■ **Task directions**
Quote each line of the material verbatim, without the pictures.

■ **Input data**
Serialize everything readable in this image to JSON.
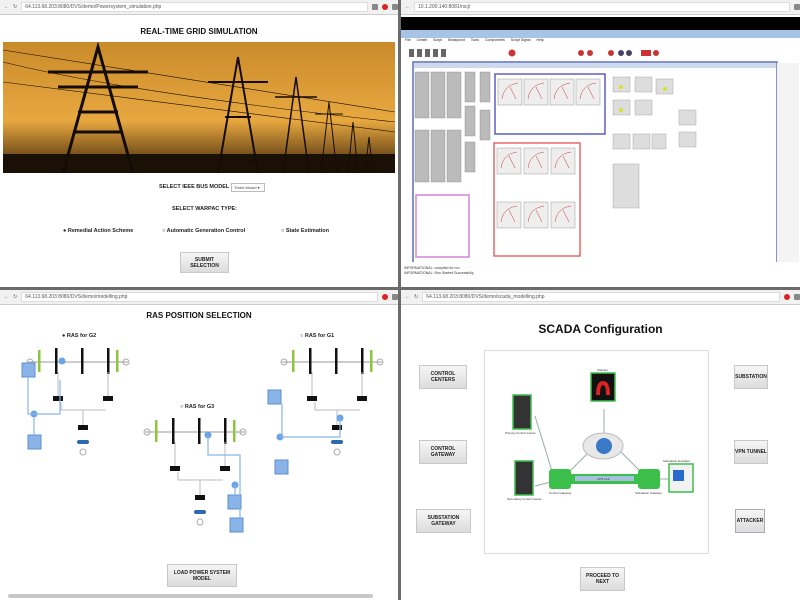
{
  "grid_sim": {
    "url": "64.113.68.203:8080/DVS/demo/Powersystem_simulation.php",
    "title": "REAL-TIME GRID SIMULATION",
    "bus_model_label": "SELECT IEEE BUS MODEL",
    "bus_model_value": "Three Model",
    "warpac_label": "SELECT WARPAC TYPE:",
    "options": [
      "Remedial Action Scheme",
      "Automatic Generation Control",
      "State Estimation"
    ],
    "submit": "SUBMIT SELECTION"
  },
  "rtds": {
    "url": "10.1.200.140:8081/rscj/",
    "menu": [
      "File",
      "Create",
      "Script",
      "Breakpoint",
      "Tools",
      "Components",
      "Script Signal",
      "Help"
    ],
    "status_lines": [
      "INFORMATIONAL: compiled for run",
      "INFORMATIONAL: Run Started Successfully"
    ]
  },
  "ras": {
    "url": "64.113.68.203:8080/DVS/demo/modelling.php",
    "title": "RAS POSITION SELECTION",
    "groups": [
      "RAS for G2",
      "RAS for G3",
      "RAS for G1"
    ],
    "load_button": "LOAD POWER SYSTEM MODEL"
  },
  "scada": {
    "url": "64.113.68.203:8080/DVS/demo/scada_modelling.php",
    "title": "SCADA Configuration",
    "left_buttons": [
      "CONTROL CENTERS",
      "CONTROL GATEWAY",
      "SUBSTATION GATEWAY"
    ],
    "right_buttons": [
      "SUBSTATION",
      "VPN TUNNEL",
      "ATTACKER"
    ],
    "proceed": "PROCEED TO NEXT",
    "nodes": {
      "attacker": "Attacker",
      "primary": "Primary Control Center",
      "secondary": "Secondary Control Center",
      "control_gw": "Control Gateway",
      "substation_gw": "Substation Gateway",
      "emulator": "Substation Emulator",
      "vpn": "VPN Link"
    },
    "colors": {
      "node_border": "#3cbf4a",
      "attacker_bg": "#111111"
    }
  }
}
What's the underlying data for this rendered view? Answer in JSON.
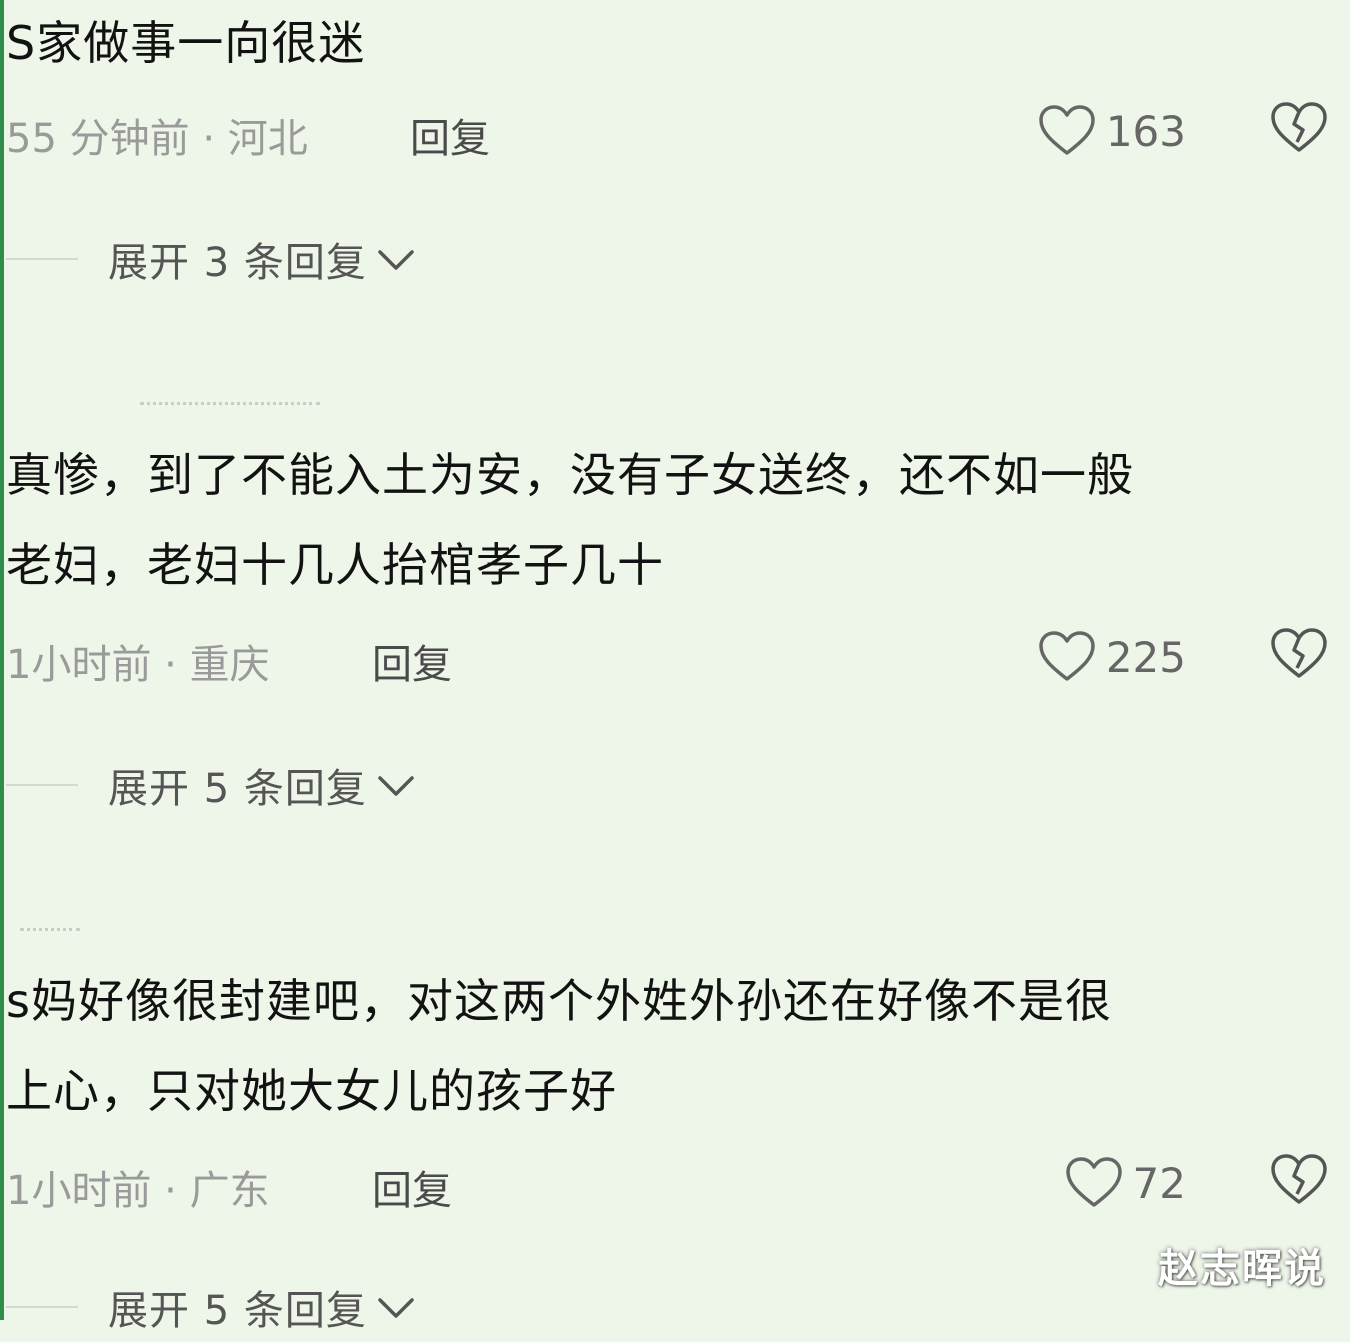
{
  "comments": [
    {
      "text": "S家做事一向很迷",
      "time": "55 分钟前",
      "location": "河北",
      "reply_label": "回复",
      "likes": "163",
      "expand_label": "展开 3 条回复"
    },
    {
      "text": "真惨，到了不能入土为安，没有子女送终，还不如一般\n老妇，老妇十几人抬棺孝子几十",
      "time": "1小时前",
      "location": "重庆",
      "reply_label": "回复",
      "likes": "225",
      "expand_label": "展开 5 条回复"
    },
    {
      "text": "s妈好像很封建吧，对这两个外姓外孙还在好像不是很\n上心，只对她大女儿的孩子好",
      "time": "1小时前",
      "location": "广东",
      "reply_label": "回复",
      "likes": "72",
      "expand_label": "展开 5 条回复"
    }
  ],
  "separator": "·",
  "watermark": "赵志晖说",
  "icons": {
    "like": "heart-outline-icon",
    "dislike": "broken-heart-icon",
    "expand": "chevron-down-icon"
  },
  "colors": {
    "background": "#eef6ea",
    "text": "#121212",
    "meta": "#9a9a9a",
    "accent_edge": "#2f8f4a"
  }
}
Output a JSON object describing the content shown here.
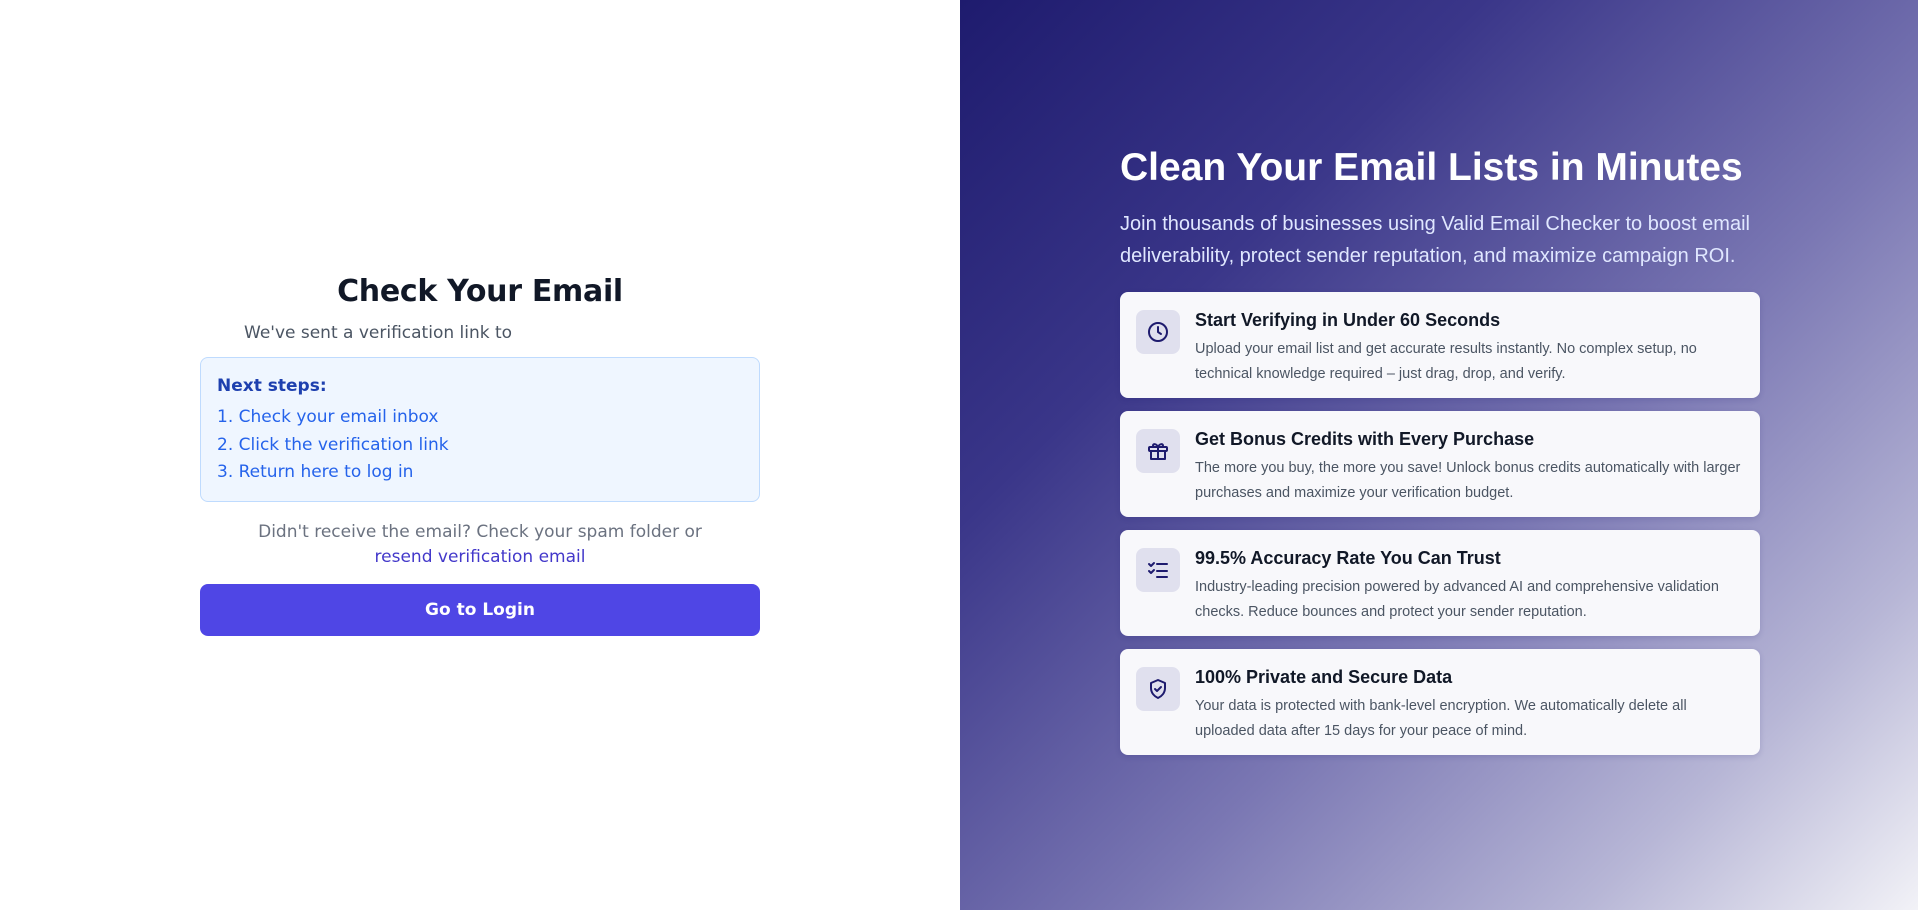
{
  "left": {
    "title": "Check Your Email",
    "sent_text": "We've sent a verification link to",
    "steps": {
      "title": "Next steps:",
      "items": [
        "1. Check your email inbox",
        "2. Click the verification link",
        "3. Return here to log in"
      ]
    },
    "resend_prompt": "Didn't receive the email? Check your spam folder or",
    "resend_link": "resend verification email",
    "login_button": "Go to Login"
  },
  "right": {
    "title": "Clean Your Email Lists in Minutes",
    "subtitle": "Join thousands of businesses using Valid Email Checker to boost email deliverability, protect sender reputation, and maximize campaign ROI.",
    "features": [
      {
        "icon": "clock-icon",
        "title": "Start Verifying in Under 60 Seconds",
        "description": "Upload your email list and get accurate results instantly. No complex setup, no technical knowledge required – just drag, drop, and verify."
      },
      {
        "icon": "gift-icon",
        "title": "Get Bonus Credits with Every Purchase",
        "description": "The more you buy, the more you save! Unlock bonus credits automatically with larger purchases and maximize your verification budget."
      },
      {
        "icon": "checklist-icon",
        "title": "99.5% Accuracy Rate You Can Trust",
        "description": "Industry-leading precision powered by advanced AI and comprehensive validation checks. Reduce bounces and protect your sender reputation."
      },
      {
        "icon": "shield-check-icon",
        "title": "100% Private and Secure Data",
        "description": "Your data is protected with bank-level encryption. We automatically delete all uploaded data after 15 days for your peace of mind."
      }
    ]
  },
  "colors": {
    "primary_button": "#4f46e5",
    "link": "#4338ca",
    "steps_bg": "#eff6ff",
    "gradient_dark": "#1e1b6e"
  }
}
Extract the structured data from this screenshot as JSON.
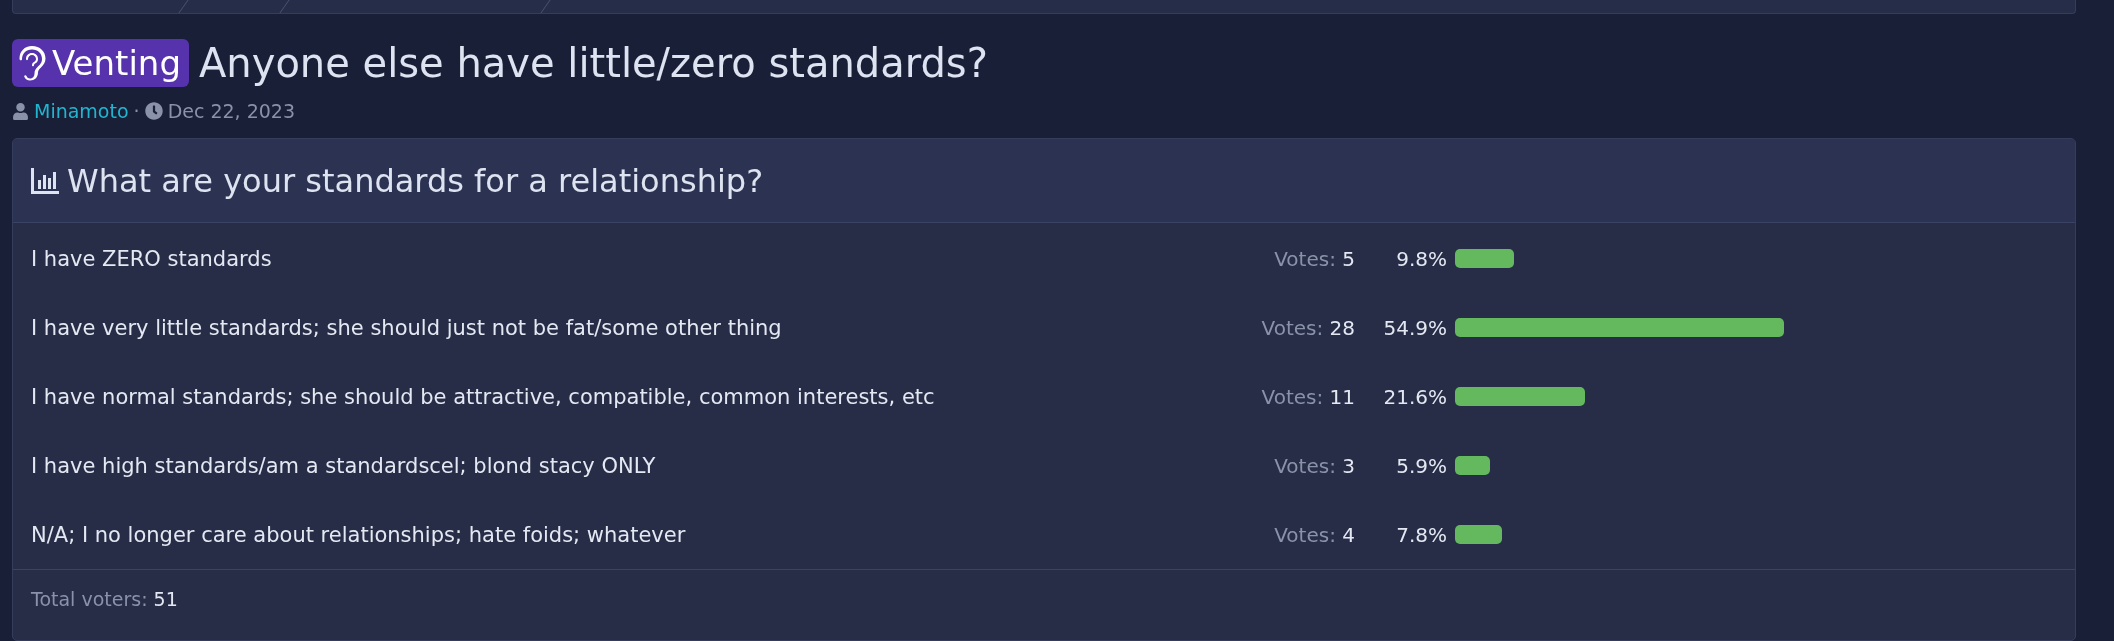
{
  "thread": {
    "prefix": "Venting",
    "title": "Anyone else have little/zero standards?",
    "author": "Minamoto",
    "separator": "·",
    "date": "Dec 22, 2023"
  },
  "poll": {
    "question": "What are your standards for a relationship?",
    "options": [
      {
        "text": "I have ZERO standards",
        "votes_label": "Votes:",
        "votes": "5",
        "percent": "9.8%"
      },
      {
        "text": "I have very little standards; she should just not be fat/some other thing",
        "votes_label": "Votes:",
        "votes": "28",
        "percent": "54.9%"
      },
      {
        "text": "I have normal standards; she should be attractive, compatible, common interests, etc",
        "votes_label": "Votes:",
        "votes": "11",
        "percent": "21.6%"
      },
      {
        "text": "I have high standards/am a standardscel; blond stacy ONLY",
        "votes_label": "Votes:",
        "votes": "3",
        "percent": "5.9%"
      },
      {
        "text": "N/A; I no longer care about relationships; hate foids; whatever",
        "votes_label": "Votes:",
        "votes": "4",
        "percent": "7.8%"
      }
    ],
    "total_label": "Total voters:",
    "total": "51"
  }
}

■ **Exercise solution**
Serialize everything readable in this image to JSON.
{
  "grid_sim": {
    "url": "64.113.68.203:8080/DVS/demo/Powersystem_simulation.php",
    "title": "REAL-TIME GRID SIMULATION",
    "bus_model_label": "SELECT IEEE BUS MODEL",
    "bus_model_value": "Three Model",
    "warpac_label": "SELECT WARPAC TYPE:",
    "options": [
      "Remedial Action Scheme",
      "Automatic Generation Control",
      "State Estimation"
    ],
    "submit": "SUBMIT SELECTION"
  },
  "rtds": {
    "url": "10.1.200.140:8081/rscj/",
    "menu": [
      "File",
      "Create",
      "Script",
      "Breakpoint",
      "Tools",
      "Components",
      "Script Signal",
      "Help"
    ],
    "status_lines": [
      "INFORMATIONAL: compiled for run",
      "INFORMATIONAL: Run Started Successfully"
    ]
  },
  "ras": {
    "url": "64.113.68.203:8080/DVS/demo/modelling.php",
    "title": "RAS POSITION SELECTION",
    "groups": [
      "RAS for G2",
      "RAS for G3",
      "RAS for G1"
    ],
    "load_button": "LOAD POWER SYSTEM MODEL"
  },
  "scada": {
    "url": "64.113.68.203:8080/DVS/demo/scada_modelling.php",
    "title": "SCADA Configuration",
    "left_buttons": [
      "CONTROL CENTERS",
      "CONTROL GATEWAY",
      "SUBSTATION GATEWAY"
    ],
    "right_buttons": [
      "SUBSTATION",
      "VPN TUNNEL",
      "ATTACKER"
    ],
    "proceed": "PROCEED TO NEXT",
    "nodes": {
      "attacker": "Attacker",
      "primary": "Primary Control Center",
      "secondary": "Secondary Control Center",
      "control_gw": "Control Gateway",
      "substation_gw": "Substation Gateway",
      "emulator": "Substation Emulator",
      "vpn": "VPN Link"
    },
    "colors": {
      "node_border": "#3cbf4a",
      "attacker_bg": "#111111"
    }
  }
}
What's the underlying data for this rendered view? Answer in JSON.
{
  "comments": [
    {
      "text": "S家做事一向很迷",
      "time": "55 分钟前",
      "location": "河北",
      "reply_label": "回复",
      "likes": "163",
      "expand_label": "展开 3 条回复"
    },
    {
      "text": "真惨，到了不能入土为安，没有子女送终，还不如一般\n老妇，老妇十几人抬棺孝子几十",
      "time": "1小时前",
      "location": "重庆",
      "reply_label": "回复",
      "likes": "225",
      "expand_label": "展开 5 条回复"
    },
    {
      "text": "s妈好像很封建吧，对这两个外姓外孙还在好像不是很\n上心，只对她大女儿的孩子好",
      "time": "1小时前",
      "location": "广东",
      "reply_label": "回复",
      "likes": "72",
      "expand_label": "展开 5 条回复"
    }
  ],
  "separator": "·",
  "watermark": "赵志晖说",
  "icons": {
    "like": "heart-outline-icon",
    "dislike": "broken-heart-icon",
    "expand": "chevron-down-icon"
  },
  "colors": {
    "background": "#eef6ea",
    "text": "#121212",
    "meta": "#9a9a9a",
    "accent_edge": "#2f8f4a"
  }
}
Output a JSON object describing the content shown here.
{
  "left": {
    "title": "Check Your Email",
    "sent_text": "We've sent a verification link to",
    "steps": {
      "title": "Next steps:",
      "items": [
        "1. Check your email inbox",
        "2. Click the verification link",
        "3. Return here to log in"
      ]
    },
    "resend_prompt": "Didn't receive the email? Check your spam folder or",
    "resend_link": "resend verification email",
    "login_button": "Go to Login"
  },
  "right": {
    "title": "Clean Your Email Lists in Minutes",
    "subtitle": "Join thousands of businesses using Valid Email Checker to boost email deliverability, protect sender reputation, and maximize campaign ROI.",
    "features": [
      {
        "icon": "clock-icon",
        "title": "Start Verifying in Under 60 Seconds",
        "description": "Upload your email list and get accurate results instantly. No complex setup, no technical knowledge required – just drag, drop, and verify."
      },
      {
        "icon": "gift-icon",
        "title": "Get Bonus Credits with Every Purchase",
        "description": "The more you buy, the more you save! Unlock bonus credits automatically with larger purchases and maximize your verification budget."
      },
      {
        "icon": "checklist-icon",
        "title": "99.5% Accuracy Rate You Can Trust",
        "description": "Industry-leading precision powered by advanced AI and comprehensive validation checks. Reduce bounces and protect your sender reputation."
      },
      {
        "icon": "shield-check-icon",
        "title": "100% Private and Secure Data",
        "description": "Your data is protected with bank-level encryption. We automatically delete all uploaded data after 15 days for your peace of mind."
      }
    ]
  },
  "colors": {
    "primary_button": "#4f46e5",
    "link": "#4338ca",
    "steps_bg": "#eff6ff",
    "gradient_dark": "#1e1b6e"
  }
}
Extract the structured data from this screenshot as JSON.
{
  "thread": {
    "prefix": "Venting",
    "title": "Anyone else have little/zero standards?",
    "author": "Minamoto",
    "separator": "·",
    "date": "Dec 22, 2023"
  },
  "poll": {
    "question": "What are your standards for a relationship?",
    "options": [
      {
        "text": "I have ZERO standards",
        "votes_label": "Votes:",
        "votes": "5",
        "percent": "9.8%"
      },
      {
        "text": "I have very little standards; she should just not be fat/some other thing",
        "votes_label": "Votes:",
        "votes": "28",
        "percent": "54.9%"
      },
      {
        "text": "I have normal standards; she should be attractive, compatible, common interests, etc",
        "votes_label": "Votes:",
        "votes": "11",
        "percent": "21.6%"
      },
      {
        "text": "I have high standards/am a standardscel; blond stacy ONLY",
        "votes_label": "Votes:",
        "votes": "3",
        "percent": "5.9%"
      },
      {
        "text": "N/A; I no longer care about relationships; hate foids; whatever",
        "votes_label": "Votes:",
        "votes": "4",
        "percent": "7.8%"
      }
    ],
    "total_label": "Total voters:",
    "total": "51"
  }
}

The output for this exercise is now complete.